**Given exercise**
Write down every entry below once more, exactly.

**Entries shown**

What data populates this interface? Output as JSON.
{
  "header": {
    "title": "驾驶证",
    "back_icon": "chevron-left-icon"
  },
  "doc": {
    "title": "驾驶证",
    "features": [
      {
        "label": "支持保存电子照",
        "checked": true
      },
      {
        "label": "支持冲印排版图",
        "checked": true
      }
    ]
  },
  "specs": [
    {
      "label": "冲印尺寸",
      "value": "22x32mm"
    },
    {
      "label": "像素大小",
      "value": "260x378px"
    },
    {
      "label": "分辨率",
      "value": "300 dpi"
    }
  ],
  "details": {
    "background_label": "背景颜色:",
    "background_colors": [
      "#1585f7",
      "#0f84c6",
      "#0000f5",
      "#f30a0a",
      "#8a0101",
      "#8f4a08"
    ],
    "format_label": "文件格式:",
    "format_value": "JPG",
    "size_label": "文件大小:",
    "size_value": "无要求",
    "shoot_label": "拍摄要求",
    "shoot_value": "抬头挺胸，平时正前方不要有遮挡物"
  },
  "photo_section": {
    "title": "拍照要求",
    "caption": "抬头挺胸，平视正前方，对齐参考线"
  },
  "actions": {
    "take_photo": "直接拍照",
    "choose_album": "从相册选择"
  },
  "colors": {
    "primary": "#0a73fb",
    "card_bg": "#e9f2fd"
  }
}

**Response below**
What data populates this interface? Output as JSON.
{
  "header": {
    "title": "驾驶证",
    "back_icon": "chevron-left-icon"
  },
  "doc": {
    "title": "驾驶证",
    "features": [
      {
        "label": "支持保存电子照",
        "checked": true
      },
      {
        "label": "支持冲印排版图",
        "checked": true
      }
    ]
  },
  "specs": [
    {
      "label": "冲印尺寸",
      "value": "22x32mm"
    },
    {
      "label": "像素大小",
      "value": "260x378px"
    },
    {
      "label": "分辨率",
      "value": "300 dpi"
    }
  ],
  "details": {
    "background_label": "背景颜色:",
    "background_colors": [
      "#1585f7",
      "#0f84c6",
      "#0000f5",
      "#f30a0a",
      "#8a0101",
      "#8f4a08"
    ],
    "format_label": "文件格式:",
    "format_value": "JPG",
    "size_label": "文件大小:",
    "size_value": "无要求",
    "shoot_label": "拍摄要求",
    "shoot_value": "抬头挺胸，平时正前方不要有遮挡物"
  },
  "photo_section": {
    "title": "拍照要求",
    "caption": "抬头挺胸，平视正前方，对齐参考线"
  },
  "actions": {
    "take_photo": "直接拍照",
    "choose_album": "从相册选择"
  },
  "colors": {
    "primary": "#0a73fb",
    "card_bg": "#e9f2fd"
  }
}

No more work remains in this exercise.